>> Start Input data

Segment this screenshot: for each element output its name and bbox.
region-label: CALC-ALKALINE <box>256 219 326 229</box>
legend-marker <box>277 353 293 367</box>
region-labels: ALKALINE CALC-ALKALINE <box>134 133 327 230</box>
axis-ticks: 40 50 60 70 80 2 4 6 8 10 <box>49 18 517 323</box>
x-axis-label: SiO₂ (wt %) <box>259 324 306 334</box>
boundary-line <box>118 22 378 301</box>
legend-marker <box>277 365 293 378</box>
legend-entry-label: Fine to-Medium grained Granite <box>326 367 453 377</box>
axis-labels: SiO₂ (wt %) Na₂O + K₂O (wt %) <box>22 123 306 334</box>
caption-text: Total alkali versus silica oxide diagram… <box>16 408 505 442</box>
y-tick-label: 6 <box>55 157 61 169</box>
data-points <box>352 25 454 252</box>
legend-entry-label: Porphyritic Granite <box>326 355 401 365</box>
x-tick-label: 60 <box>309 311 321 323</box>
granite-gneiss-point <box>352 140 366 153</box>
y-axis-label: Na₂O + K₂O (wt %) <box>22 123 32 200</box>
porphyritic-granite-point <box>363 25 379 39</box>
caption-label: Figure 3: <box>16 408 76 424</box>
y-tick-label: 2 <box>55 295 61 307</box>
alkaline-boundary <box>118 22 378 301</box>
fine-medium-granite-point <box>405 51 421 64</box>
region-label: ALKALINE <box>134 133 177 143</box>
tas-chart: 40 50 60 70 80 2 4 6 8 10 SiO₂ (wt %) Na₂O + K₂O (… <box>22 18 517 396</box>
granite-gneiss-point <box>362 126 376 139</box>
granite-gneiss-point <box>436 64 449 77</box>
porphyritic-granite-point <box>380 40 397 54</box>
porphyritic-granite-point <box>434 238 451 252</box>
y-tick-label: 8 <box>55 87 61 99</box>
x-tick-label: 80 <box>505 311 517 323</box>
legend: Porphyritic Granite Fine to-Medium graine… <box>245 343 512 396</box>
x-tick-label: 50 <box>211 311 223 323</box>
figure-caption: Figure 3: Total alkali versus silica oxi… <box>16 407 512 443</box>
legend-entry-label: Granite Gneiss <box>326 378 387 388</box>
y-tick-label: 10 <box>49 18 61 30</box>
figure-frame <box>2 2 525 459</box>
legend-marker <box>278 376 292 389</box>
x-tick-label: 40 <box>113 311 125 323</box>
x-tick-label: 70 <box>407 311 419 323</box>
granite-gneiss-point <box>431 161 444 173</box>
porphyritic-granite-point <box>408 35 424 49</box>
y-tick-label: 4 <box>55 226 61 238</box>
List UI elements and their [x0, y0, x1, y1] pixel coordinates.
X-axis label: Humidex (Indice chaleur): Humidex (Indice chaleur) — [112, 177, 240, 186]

>> End Input data

Problem statement: Set down every line of the entries above word for word, changing nothing.

Answer to the problem:
Segment this screenshot: for each element output its name and bbox.
region-label: CALC-ALKALINE <box>256 219 326 229</box>
legend-marker <box>277 353 293 367</box>
region-labels: ALKALINE CALC-ALKALINE <box>134 133 327 230</box>
axis-ticks: 40 50 60 70 80 2 4 6 8 10 <box>49 18 517 323</box>
x-axis-label: SiO₂ (wt %) <box>259 324 306 334</box>
boundary-line <box>118 22 378 301</box>
legend-marker <box>277 365 293 378</box>
legend-entry-label: Fine to-Medium grained Granite <box>326 367 453 377</box>
axis-labels: SiO₂ (wt %) Na₂O + K₂O (wt %) <box>22 123 306 334</box>
caption-text: Total alkali versus silica oxide diagram… <box>16 408 505 442</box>
y-tick-label: 6 <box>55 157 61 169</box>
data-points <box>352 25 454 252</box>
legend-entry-label: Porphyritic Granite <box>326 355 401 365</box>
x-tick-label: 60 <box>309 311 321 323</box>
granite-gneiss-point <box>352 140 366 153</box>
y-axis-label: Na₂O + K₂O (wt %) <box>22 123 32 200</box>
porphyritic-granite-point <box>363 25 379 39</box>
caption-label: Figure 3: <box>16 408 76 424</box>
y-tick-label: 2 <box>55 295 61 307</box>
alkaline-boundary <box>118 22 378 301</box>
fine-medium-granite-point <box>405 51 421 64</box>
region-label: ALKALINE <box>134 133 177 143</box>
tas-chart: 40 50 60 70 80 2 4 6 8 10 SiO₂ (wt %) Na₂O + K₂O (… <box>22 18 517 396</box>
granite-gneiss-point <box>362 126 376 139</box>
granite-gneiss-point <box>436 64 449 77</box>
porphyritic-granite-point <box>380 40 397 54</box>
porphyritic-granite-point <box>434 238 451 252</box>
y-tick-label: 8 <box>55 87 61 99</box>
x-tick-label: 80 <box>505 311 517 323</box>
legend: Porphyritic Granite Fine to-Medium graine… <box>245 343 512 396</box>
x-tick-label: 50 <box>211 311 223 323</box>
figure-caption: Figure 3: Total alkali versus silica oxi… <box>16 407 512 443</box>
legend-entry-label: Granite Gneiss <box>326 378 387 388</box>
y-tick-label: 10 <box>49 18 61 30</box>
figure-frame <box>2 2 525 459</box>
legend-marker <box>278 376 292 389</box>
x-tick-label: 40 <box>113 311 125 323</box>
x-tick-label: 70 <box>407 311 419 323</box>
granite-gneiss-point <box>431 161 444 173</box>
porphyritic-granite-point <box>408 35 424 49</box>
y-tick-label: 4 <box>55 226 61 238</box>
List UI elements and their [x0, y0, x1, y1] pixel coordinates.
X-axis label: Humidex (Indice chaleur): Humidex (Indice chaleur) — [112, 177, 240, 186]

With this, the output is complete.